→ Work instructions
Collect every line of the items below that contains the string "arrow", matching case exactly.

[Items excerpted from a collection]
- - - - -
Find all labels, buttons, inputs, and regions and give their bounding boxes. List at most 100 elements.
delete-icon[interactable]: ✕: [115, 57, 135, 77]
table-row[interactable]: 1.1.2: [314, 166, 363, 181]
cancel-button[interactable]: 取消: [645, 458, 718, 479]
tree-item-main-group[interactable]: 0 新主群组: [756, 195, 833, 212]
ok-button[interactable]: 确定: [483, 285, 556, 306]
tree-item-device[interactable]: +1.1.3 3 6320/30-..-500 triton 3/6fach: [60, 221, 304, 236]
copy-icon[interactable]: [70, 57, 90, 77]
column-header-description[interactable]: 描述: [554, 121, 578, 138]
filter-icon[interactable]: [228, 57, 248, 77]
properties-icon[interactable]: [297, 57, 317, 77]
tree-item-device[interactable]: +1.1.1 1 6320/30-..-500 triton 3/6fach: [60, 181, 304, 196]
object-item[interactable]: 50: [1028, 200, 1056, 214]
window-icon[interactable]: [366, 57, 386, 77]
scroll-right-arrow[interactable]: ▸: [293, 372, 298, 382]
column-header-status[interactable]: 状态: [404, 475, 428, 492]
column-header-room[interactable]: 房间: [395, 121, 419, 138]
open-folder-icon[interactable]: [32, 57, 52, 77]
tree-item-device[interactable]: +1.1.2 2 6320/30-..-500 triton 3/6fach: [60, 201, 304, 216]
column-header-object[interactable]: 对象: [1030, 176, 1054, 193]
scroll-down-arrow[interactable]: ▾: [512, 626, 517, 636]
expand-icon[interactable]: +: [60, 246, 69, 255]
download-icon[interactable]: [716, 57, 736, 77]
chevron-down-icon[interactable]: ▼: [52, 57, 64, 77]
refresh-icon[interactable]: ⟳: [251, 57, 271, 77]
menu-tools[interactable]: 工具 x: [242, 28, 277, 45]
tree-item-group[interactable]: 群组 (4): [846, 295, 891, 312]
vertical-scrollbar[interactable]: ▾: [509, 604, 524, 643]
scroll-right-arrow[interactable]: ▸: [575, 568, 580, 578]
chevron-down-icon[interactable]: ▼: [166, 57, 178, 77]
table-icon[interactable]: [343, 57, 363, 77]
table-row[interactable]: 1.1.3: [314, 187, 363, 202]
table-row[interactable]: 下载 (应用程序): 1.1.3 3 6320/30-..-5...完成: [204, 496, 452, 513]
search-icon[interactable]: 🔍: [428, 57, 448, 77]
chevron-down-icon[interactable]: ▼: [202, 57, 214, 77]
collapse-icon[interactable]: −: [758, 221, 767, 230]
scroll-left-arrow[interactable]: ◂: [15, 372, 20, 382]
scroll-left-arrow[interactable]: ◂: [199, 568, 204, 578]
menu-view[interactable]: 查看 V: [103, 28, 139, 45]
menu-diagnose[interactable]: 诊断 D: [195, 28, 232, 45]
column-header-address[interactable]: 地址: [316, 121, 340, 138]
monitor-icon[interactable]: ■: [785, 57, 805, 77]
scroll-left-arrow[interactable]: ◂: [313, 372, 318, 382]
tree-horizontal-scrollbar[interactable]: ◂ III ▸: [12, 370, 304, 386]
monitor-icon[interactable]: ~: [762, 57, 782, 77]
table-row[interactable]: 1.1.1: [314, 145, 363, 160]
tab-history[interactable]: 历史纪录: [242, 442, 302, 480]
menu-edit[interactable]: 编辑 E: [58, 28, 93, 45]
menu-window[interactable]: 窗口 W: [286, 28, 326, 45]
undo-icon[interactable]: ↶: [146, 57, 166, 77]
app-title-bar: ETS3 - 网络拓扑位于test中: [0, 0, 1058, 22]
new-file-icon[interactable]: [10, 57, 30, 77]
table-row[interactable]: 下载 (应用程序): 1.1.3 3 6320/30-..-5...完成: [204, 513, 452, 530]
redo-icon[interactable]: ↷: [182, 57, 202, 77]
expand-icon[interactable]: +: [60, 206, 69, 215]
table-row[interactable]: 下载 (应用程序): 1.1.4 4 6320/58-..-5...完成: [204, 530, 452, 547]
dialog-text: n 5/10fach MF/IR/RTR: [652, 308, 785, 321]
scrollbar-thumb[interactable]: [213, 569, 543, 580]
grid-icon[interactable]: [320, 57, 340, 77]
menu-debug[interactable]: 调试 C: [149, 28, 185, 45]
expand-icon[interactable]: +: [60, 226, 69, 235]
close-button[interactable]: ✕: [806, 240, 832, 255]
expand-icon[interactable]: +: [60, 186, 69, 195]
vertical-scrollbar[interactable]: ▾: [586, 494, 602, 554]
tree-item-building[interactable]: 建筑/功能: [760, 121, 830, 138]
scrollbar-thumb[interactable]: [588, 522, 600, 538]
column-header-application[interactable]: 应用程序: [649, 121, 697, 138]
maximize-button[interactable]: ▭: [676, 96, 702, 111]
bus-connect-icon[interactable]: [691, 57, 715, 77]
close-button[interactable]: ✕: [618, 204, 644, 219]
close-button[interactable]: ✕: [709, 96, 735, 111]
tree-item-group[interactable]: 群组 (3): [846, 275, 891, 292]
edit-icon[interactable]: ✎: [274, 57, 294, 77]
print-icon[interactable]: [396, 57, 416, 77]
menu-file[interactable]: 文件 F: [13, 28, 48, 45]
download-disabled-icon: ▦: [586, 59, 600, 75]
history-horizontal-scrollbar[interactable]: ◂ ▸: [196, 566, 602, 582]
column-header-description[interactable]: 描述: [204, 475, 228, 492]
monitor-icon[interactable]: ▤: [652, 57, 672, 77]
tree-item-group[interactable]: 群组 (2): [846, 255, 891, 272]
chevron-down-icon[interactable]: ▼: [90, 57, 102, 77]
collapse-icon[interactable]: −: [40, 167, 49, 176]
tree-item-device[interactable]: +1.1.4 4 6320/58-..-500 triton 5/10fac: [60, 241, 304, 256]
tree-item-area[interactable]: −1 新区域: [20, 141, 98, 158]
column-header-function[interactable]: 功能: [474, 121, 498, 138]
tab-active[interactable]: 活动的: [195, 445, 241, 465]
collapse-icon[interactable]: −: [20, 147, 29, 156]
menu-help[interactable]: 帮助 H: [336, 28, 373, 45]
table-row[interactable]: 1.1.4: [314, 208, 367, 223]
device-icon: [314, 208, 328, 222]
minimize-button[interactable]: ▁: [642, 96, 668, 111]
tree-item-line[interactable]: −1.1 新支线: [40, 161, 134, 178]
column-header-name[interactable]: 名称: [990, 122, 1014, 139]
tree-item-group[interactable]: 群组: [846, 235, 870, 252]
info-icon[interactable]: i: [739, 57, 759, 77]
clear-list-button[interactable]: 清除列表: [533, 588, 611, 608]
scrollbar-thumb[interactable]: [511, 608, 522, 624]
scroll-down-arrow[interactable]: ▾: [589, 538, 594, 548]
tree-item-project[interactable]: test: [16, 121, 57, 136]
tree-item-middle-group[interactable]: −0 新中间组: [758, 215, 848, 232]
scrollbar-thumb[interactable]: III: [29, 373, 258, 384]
- - - - -
→ Exercise output
scroll-right-arrow[interactable]: ▸: [293, 372, 298, 382]
scroll-down-arrow[interactable]: ▾: [512, 626, 517, 636]
scroll-right-arrow[interactable]: ▸: [575, 568, 580, 578]
scroll-left-arrow[interactable]: ◂: [15, 372, 20, 382]
scroll-left-arrow[interactable]: ◂: [199, 568, 204, 578]
scroll-left-arrow[interactable]: ◂: [313, 372, 318, 382]
scroll-down-arrow[interactable]: ▾: [589, 538, 594, 548]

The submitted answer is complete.